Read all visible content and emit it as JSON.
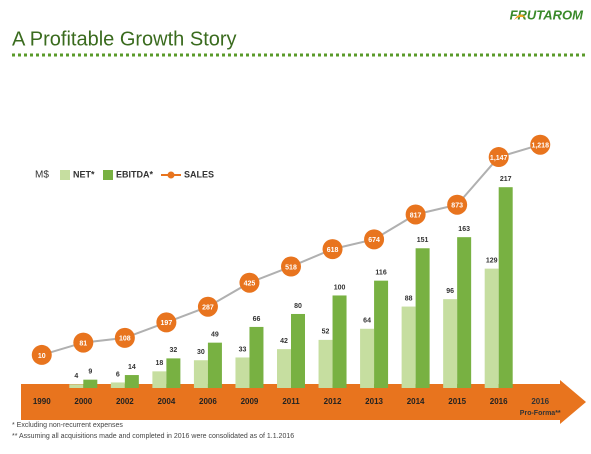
{
  "header": {
    "title": "A Profitable Growth Story",
    "logo": "FRUTAROM"
  },
  "chart_data": {
    "type": "bar-line",
    "unit_label": "M$",
    "categories": [
      "1990",
      "2000",
      "2002",
      "2004",
      "2006",
      "2009",
      "2011",
      "2012",
      "2013",
      "2014",
      "2015",
      "2016",
      "2016"
    ],
    "last_category_note": "Pro-Forma**",
    "series": [
      {
        "name": "NET*",
        "color": "#c6dea0",
        "values": [
          null,
          4,
          6,
          18,
          30,
          33,
          42,
          52,
          64,
          88,
          96,
          129,
          null
        ]
      },
      {
        "name": "EBITDA*",
        "color": "#78b142",
        "values": [
          null,
          9,
          14,
          32,
          49,
          66,
          80,
          100,
          116,
          151,
          163,
          217,
          null
        ]
      },
      {
        "name": "SALES",
        "color": "#e8741e",
        "axis": "y2",
        "values": [
          10,
          81,
          108,
          197,
          287,
          425,
          518,
          618,
          674,
          817,
          873,
          1147,
          1218
        ],
        "value_labels": [
          "10",
          "81",
          "108",
          "197",
          "287",
          "425",
          "518",
          "618",
          "674",
          "817",
          "873",
          "1,147",
          "1,218"
        ]
      }
    ],
    "ylim": [
      0,
      268
    ],
    "y2lim": [
      -180,
      1245
    ]
  },
  "footnotes": [
    "*   Excluding non-recurrent expenses",
    "** Assuming all acquisitions made and completed in 2016 were consolidated as of 1.1.2016"
  ]
}
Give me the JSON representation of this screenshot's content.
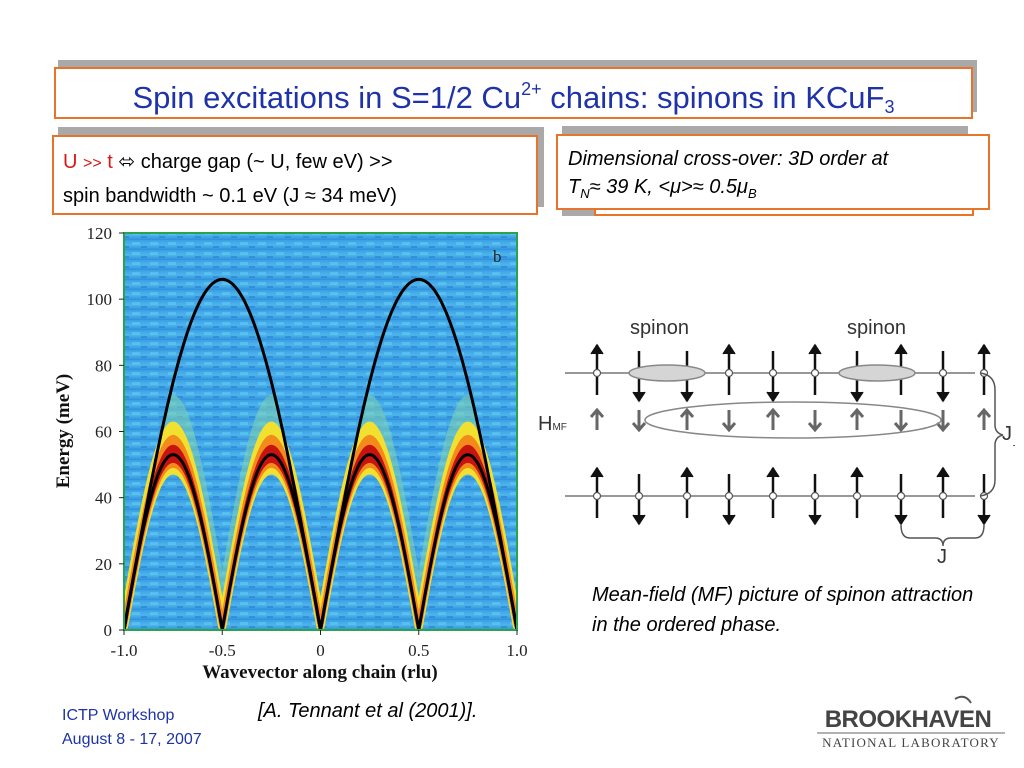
{
  "slide": {
    "title_prefix": "Spin excitations in S=1/2 Cu",
    "title_sup": "2+",
    "title_mid": " chains: spinons in KCuF",
    "title_sub": "3",
    "left_box": {
      "u": "U",
      "gg": ">>",
      "t": "t",
      "arrow": "⬄",
      "line1_rest": " charge gap (~ U, few eV) >>",
      "line2": "spin bandwidth ~ 0.1 eV (J ≈ 34 meV)"
    },
    "right_box": {
      "line1": "Dimensional cross-over: 3D order at",
      "line2_t": "T",
      "line2_n": "N",
      "line2_rest": "≈ 39 K, <μ>≈ 0.5μ",
      "line2_b": "B"
    },
    "mf_caption": "Mean-field (MF) picture of spinon attraction in the ordered phase.",
    "citation": "[A. Tennant et al (2001)].",
    "footer_line1": "ICTP Workshop",
    "footer_line2": "August 8 - 17, 2007",
    "logo_line1": "BROOKHAVEN",
    "logo_line2": "NATIONAL LABORATORY"
  },
  "diagram": {
    "spinon_label_1": "spinon",
    "spinon_label_2": "spinon",
    "hmf_label": "H",
    "hmf_sub": "MF",
    "j_perp_label": "J",
    "j_perp_sub": "⊥",
    "j_label": "J",
    "top_chain_spins": [
      "up",
      "down",
      "down",
      "up",
      "down",
      "up",
      "down",
      "up",
      "down",
      "up"
    ],
    "middle_chain_spins": [
      "up",
      "down",
      "up",
      "down",
      "up",
      "down",
      "up",
      "down",
      "down",
      "up"
    ],
    "bottom_chain_spins": [
      "up",
      "down",
      "up",
      "down",
      "up",
      "down",
      "up",
      "down",
      "up",
      "down"
    ]
  },
  "chart_data": {
    "type": "heatmap",
    "panel_label": "b",
    "xlabel": "Wavevector along chain (rlu)",
    "ylabel": "Energy (meV)",
    "xlim": [
      -1.0,
      1.0
    ],
    "ylim": [
      0,
      120
    ],
    "x_ticks": [
      "-1.0",
      "-0.5",
      "0",
      "0.5",
      "1.0"
    ],
    "y_ticks": [
      "0",
      "20",
      "40",
      "60",
      "80",
      "100",
      "120"
    ],
    "x_tick_values": [
      -1.0,
      -0.5,
      0,
      0.5,
      1.0
    ],
    "y_tick_values": [
      0,
      20,
      40,
      60,
      80,
      100,
      120
    ],
    "curves": [
      {
        "name": "upper continuum boundary",
        "formula": "pi*J*|sin(pi*q/2)|",
        "peak_meV": 106
      },
      {
        "name": "lower continuum boundary (des Cloizeaux-Pearson)",
        "formula": "(pi/2)*J*|sin(pi*q)|",
        "peak_meV": 53
      }
    ],
    "intensity_note": "strong scattering (red) near lower boundary, peak around 60 meV at q=±0.25, ±0.75"
  }
}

******

DIRECTIVE -> Skip the pictures and transcribe the rest of the records exactly.

ANSWER BELOW ->
Read all visible content and emit it as JSON.
{
  "header": {
    "title": "A Profitable Growth Story",
    "logo": "FRUTAROM"
  },
  "chart_data": {
    "type": "bar-line",
    "unit_label": "M$",
    "categories": [
      "1990",
      "2000",
      "2002",
      "2004",
      "2006",
      "2009",
      "2011",
      "2012",
      "2013",
      "2014",
      "2015",
      "2016",
      "2016"
    ],
    "last_category_note": "Pro-Forma**",
    "series": [
      {
        "name": "NET*",
        "color": "#c6dea0",
        "values": [
          null,
          4,
          6,
          18,
          30,
          33,
          42,
          52,
          64,
          88,
          96,
          129,
          null
        ]
      },
      {
        "name": "EBITDA*",
        "color": "#78b142",
        "values": [
          null,
          9,
          14,
          32,
          49,
          66,
          80,
          100,
          116,
          151,
          163,
          217,
          null
        ]
      },
      {
        "name": "SALES",
        "color": "#e8741e",
        "axis": "y2",
        "values": [
          10,
          81,
          108,
          197,
          287,
          425,
          518,
          618,
          674,
          817,
          873,
          1147,
          1218
        ],
        "value_labels": [
          "10",
          "81",
          "108",
          "197",
          "287",
          "425",
          "518",
          "618",
          "674",
          "817",
          "873",
          "1,147",
          "1,218"
        ]
      }
    ],
    "ylim": [
      0,
      268
    ],
    "y2lim": [
      -180,
      1245
    ]
  },
  "footnotes": [
    "*   Excluding non-recurrent expenses",
    "** Assuming all acquisitions made and completed in 2016 were consolidated as of 1.1.2016"
  ]
}
Give me the JSON representation of this screenshot's content.
{
  "slide": {
    "title_prefix": "Spin excitations in S=1/2 Cu",
    "title_sup": "2+",
    "title_mid": " chains: spinons in KCuF",
    "title_sub": "3",
    "left_box": {
      "u": "U",
      "gg": ">>",
      "t": "t",
      "arrow": "⬄",
      "line1_rest": " charge gap (~ U, few eV) >>",
      "line2": "spin bandwidth ~ 0.1 eV (J ≈ 34 meV)"
    },
    "right_box": {
      "line1": "Dimensional cross-over: 3D order at",
      "line2_t": "T",
      "line2_n": "N",
      "line2_rest": "≈ 39 K, <μ>≈ 0.5μ",
      "line2_b": "B"
    },
    "mf_caption": "Mean-field (MF) picture of spinon attraction in the ordered phase.",
    "citation": "[A. Tennant et al (2001)].",
    "footer_line1": "ICTP Workshop",
    "footer_line2": "August 8 - 17, 2007",
    "logo_line1": "BROOKHAVEN",
    "logo_line2": "NATIONAL LABORATORY"
  },
  "diagram": {
    "spinon_label_1": "spinon",
    "spinon_label_2": "spinon",
    "hmf_label": "H",
    "hmf_sub": "MF",
    "j_perp_label": "J",
    "j_perp_sub": "⊥",
    "j_label": "J",
    "top_chain_spins": [
      "up",
      "down",
      "down",
      "up",
      "down",
      "up",
      "down",
      "up",
      "down",
      "up"
    ],
    "middle_chain_spins": [
      "up",
      "down",
      "up",
      "down",
      "up",
      "down",
      "up",
      "down",
      "down",
      "up"
    ],
    "bottom_chain_spins": [
      "up",
      "down",
      "up",
      "down",
      "up",
      "down",
      "up",
      "down",
      "up",
      "down"
    ]
  },
  "chart_data": {
    "type": "heatmap",
    "panel_label": "b",
    "xlabel": "Wavevector along chain (rlu)",
    "ylabel": "Energy (meV)",
    "xlim": [
      -1.0,
      1.0
    ],
    "ylim": [
      0,
      120
    ],
    "x_ticks": [
      "-1.0",
      "-0.5",
      "0",
      "0.5",
      "1.0"
    ],
    "y_ticks": [
      "0",
      "20",
      "40",
      "60",
      "80",
      "100",
      "120"
    ],
    "x_tick_values": [
      -1.0,
      -0.5,
      0,
      0.5,
      1.0
    ],
    "y_tick_values": [
      0,
      20,
      40,
      60,
      80,
      100,
      120
    ],
    "curves": [
      {
        "name": "upper continuum boundary",
        "formula": "pi*J*|sin(pi*q/2)|",
        "peak_meV": 106
      },
      {
        "name": "lower continuum boundary (des Cloizeaux-Pearson)",
        "formula": "(pi/2)*J*|sin(pi*q)|",
        "peak_meV": 53
      }
    ],
    "intensity_note": "strong scattering (red) near lower boundary, peak around 60 meV at q=±0.25, ±0.75"
  }
}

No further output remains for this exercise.